** Begin LISTED ENTRIES **

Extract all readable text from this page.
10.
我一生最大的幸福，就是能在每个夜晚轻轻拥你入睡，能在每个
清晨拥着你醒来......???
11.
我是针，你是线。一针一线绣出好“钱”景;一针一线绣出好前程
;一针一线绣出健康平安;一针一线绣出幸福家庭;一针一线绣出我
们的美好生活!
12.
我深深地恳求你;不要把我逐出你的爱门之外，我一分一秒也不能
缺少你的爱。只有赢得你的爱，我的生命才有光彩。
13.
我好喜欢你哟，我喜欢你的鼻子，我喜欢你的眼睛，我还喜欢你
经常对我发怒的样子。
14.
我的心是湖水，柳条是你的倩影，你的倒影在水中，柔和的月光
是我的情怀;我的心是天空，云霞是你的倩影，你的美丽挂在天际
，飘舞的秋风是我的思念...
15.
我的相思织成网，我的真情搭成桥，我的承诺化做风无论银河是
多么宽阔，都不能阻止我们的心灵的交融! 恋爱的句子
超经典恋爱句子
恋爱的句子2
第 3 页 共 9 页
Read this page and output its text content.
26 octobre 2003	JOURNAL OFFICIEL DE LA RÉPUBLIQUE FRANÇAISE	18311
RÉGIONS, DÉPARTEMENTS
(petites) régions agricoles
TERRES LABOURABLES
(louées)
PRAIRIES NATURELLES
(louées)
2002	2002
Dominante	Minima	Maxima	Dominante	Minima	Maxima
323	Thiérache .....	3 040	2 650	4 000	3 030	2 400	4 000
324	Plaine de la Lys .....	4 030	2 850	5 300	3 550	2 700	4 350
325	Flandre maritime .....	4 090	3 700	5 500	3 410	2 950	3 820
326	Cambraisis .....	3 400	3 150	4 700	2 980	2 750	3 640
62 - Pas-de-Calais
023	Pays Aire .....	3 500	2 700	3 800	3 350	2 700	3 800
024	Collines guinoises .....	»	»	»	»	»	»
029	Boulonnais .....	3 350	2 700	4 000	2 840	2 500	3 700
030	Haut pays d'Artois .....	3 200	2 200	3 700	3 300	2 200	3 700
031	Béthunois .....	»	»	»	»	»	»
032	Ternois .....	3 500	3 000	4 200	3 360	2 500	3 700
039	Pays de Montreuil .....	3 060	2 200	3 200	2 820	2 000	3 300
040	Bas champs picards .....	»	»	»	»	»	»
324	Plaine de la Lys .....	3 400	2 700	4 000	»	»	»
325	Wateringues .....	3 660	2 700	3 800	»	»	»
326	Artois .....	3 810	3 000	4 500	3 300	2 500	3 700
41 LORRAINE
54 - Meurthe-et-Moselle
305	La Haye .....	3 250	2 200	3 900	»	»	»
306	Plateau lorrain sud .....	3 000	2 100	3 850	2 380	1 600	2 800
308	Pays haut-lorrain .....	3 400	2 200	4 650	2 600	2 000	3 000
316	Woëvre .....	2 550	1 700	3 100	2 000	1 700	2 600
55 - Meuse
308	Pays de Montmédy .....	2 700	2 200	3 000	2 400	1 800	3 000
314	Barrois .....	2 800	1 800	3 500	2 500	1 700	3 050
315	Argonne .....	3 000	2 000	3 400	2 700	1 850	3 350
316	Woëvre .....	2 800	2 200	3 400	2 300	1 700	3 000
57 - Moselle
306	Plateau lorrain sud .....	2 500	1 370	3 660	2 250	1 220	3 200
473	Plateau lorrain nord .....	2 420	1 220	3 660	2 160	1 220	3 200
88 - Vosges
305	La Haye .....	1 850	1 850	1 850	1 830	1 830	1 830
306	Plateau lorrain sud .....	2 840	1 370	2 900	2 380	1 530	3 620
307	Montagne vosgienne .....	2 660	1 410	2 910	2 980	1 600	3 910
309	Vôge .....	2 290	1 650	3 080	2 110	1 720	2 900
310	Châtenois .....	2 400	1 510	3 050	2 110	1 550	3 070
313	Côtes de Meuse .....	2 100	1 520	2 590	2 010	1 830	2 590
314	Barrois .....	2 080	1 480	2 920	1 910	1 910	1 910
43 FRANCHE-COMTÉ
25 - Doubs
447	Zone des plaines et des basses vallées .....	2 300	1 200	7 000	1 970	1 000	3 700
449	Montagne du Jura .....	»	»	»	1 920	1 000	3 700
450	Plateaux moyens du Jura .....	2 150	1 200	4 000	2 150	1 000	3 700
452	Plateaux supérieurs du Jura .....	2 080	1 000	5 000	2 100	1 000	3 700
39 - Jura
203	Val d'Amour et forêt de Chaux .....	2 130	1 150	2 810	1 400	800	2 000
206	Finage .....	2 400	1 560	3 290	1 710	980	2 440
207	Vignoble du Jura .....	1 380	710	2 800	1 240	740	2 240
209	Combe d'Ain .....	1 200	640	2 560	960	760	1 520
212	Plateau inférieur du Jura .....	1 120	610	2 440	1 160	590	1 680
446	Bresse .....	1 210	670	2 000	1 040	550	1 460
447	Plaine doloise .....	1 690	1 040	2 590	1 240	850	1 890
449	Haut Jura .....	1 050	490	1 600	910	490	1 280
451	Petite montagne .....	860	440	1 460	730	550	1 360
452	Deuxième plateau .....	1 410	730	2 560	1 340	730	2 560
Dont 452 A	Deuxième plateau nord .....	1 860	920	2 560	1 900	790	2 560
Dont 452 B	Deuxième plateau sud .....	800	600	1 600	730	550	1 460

** End LISTED ENTRIES **

» **PROBLEM REQUIREMENTS**
State, as a bare number, how many lines of the listing hold the word "page".

» **RESULT FOR THIS TASK**
2